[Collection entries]

..............................

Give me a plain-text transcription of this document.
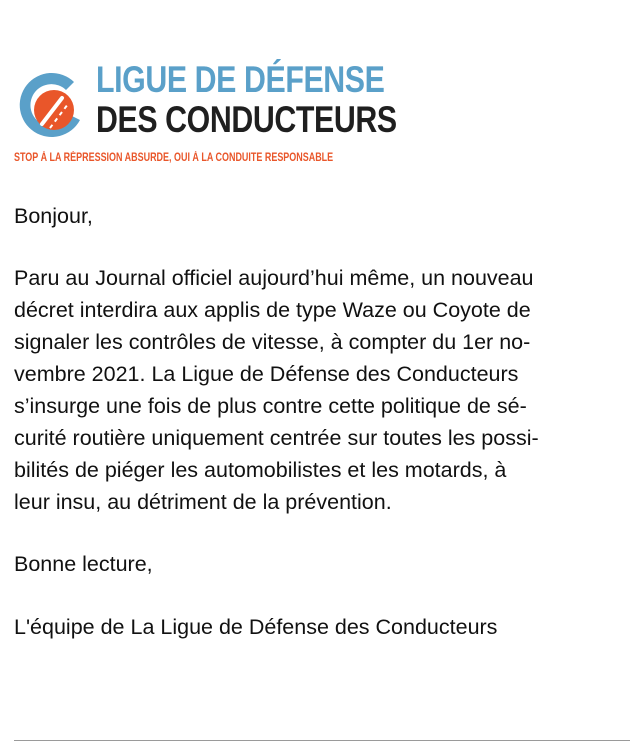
LIGUE DE DÉFENSE
DES CONDUCTEURS
STOP À LA RÉPRESSION ABSURDE, OUI À LA CONDUITE RESPONSABLE

Bonjour,

Paru au Journal officiel aujourd’hui même, un nouveau
décret interdira aux applis de type Waze ou Coyote de
signaler les contrôles de vitesse, à compter du 1er no-
vembre 2021. La Ligue de Défense des Conducteurs
s’insurge une fois de plus contre cette politique de sé-
curité routière uniquement centrée sur toutes les possi-
bilités de piéger les automobilistes et les motards, à
leur insu, au détriment de la prévention.

Bonne lecture,

L'équipe de La Ligue de Défense des Conducteurs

..............................

▶ [DIRECTIONS FOR THIS TASK] Transcribe the whole listing exactly. Pictures are excluded.

▶ [WRITTEN REPLY]
Give me a plain-text transcription of this document.
LIGUE DE DÉFENSE
DES CONDUCTEURS
STOP À LA RÉPRESSION ABSURDE, OUI À LA CONDUITE RESPONSABLE

Bonjour,

Paru au Journal officiel aujourd’hui même, un nouveau
décret interdira aux applis de type Waze ou Coyote de
signaler les contrôles de vitesse, à compter du 1er no-
vembre 2021. La Ligue de Défense des Conducteurs
s’insurge une fois de plus contre cette politique de sé-
curité routière uniquement centrée sur toutes les possi-
bilités de piéger les automobilistes et les motards, à
leur insu, au détriment de la prévention.

Bonne lecture,

L'équipe de La Ligue de Défense des Conducteurs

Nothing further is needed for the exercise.